* Begin RECORDS SHOWN *

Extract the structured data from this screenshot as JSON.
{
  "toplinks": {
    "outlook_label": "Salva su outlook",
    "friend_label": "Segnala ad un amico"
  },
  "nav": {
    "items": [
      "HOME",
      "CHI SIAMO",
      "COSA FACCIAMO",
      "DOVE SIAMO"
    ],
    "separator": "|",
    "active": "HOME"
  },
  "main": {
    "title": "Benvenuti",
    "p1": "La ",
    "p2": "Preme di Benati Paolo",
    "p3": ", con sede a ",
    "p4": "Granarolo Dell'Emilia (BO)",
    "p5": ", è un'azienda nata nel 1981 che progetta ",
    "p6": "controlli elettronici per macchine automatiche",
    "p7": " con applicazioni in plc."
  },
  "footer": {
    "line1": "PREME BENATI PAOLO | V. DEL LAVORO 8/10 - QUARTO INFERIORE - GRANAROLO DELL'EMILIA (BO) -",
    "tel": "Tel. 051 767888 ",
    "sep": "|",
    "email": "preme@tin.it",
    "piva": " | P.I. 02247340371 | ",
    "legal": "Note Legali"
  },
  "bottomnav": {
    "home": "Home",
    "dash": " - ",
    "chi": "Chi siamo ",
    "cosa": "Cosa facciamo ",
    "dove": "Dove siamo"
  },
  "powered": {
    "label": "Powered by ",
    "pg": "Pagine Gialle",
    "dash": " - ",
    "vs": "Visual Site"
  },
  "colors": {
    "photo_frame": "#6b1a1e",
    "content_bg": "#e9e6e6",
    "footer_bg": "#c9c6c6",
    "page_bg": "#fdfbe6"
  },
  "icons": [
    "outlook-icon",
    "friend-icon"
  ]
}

* End RECORDS SHOWN *

> TASK TO COMPLETE
Reproduce the listing above verbatim, from first line to last.

> THE COMPLETED TASK
Extract the structured data from this screenshot as JSON.
{
  "toplinks": {
    "outlook_label": "Salva su outlook",
    "friend_label": "Segnala ad un amico"
  },
  "nav": {
    "items": [
      "HOME",
      "CHI SIAMO",
      "COSA FACCIAMO",
      "DOVE SIAMO"
    ],
    "separator": "|",
    "active": "HOME"
  },
  "main": {
    "title": "Benvenuti",
    "p1": "La ",
    "p2": "Preme di Benati Paolo",
    "p3": ", con sede a ",
    "p4": "Granarolo Dell'Emilia (BO)",
    "p5": ", è un'azienda nata nel 1981 che progetta ",
    "p6": "controlli elettronici per macchine automatiche",
    "p7": " con applicazioni in plc."
  },
  "footer": {
    "line1": "PREME BENATI PAOLO | V. DEL LAVORO 8/10 - QUARTO INFERIORE - GRANAROLO DELL'EMILIA (BO) -",
    "tel": "Tel. 051 767888 ",
    "sep": "|",
    "email": "preme@tin.it",
    "piva": " | P.I. 02247340371 | ",
    "legal": "Note Legali"
  },
  "bottomnav": {
    "home": "Home",
    "dash": " - ",
    "chi": "Chi siamo ",
    "cosa": "Cosa facciamo ",
    "dove": "Dove siamo"
  },
  "powered": {
    "label": "Powered by ",
    "pg": "Pagine Gialle",
    "dash": " - ",
    "vs": "Visual Site"
  },
  "colors": {
    "photo_frame": "#6b1a1e",
    "content_bg": "#e9e6e6",
    "footer_bg": "#c9c6c6",
    "page_bg": "#fdfbe6"
  },
  "icons": [
    "outlook-icon",
    "friend-icon"
  ]
}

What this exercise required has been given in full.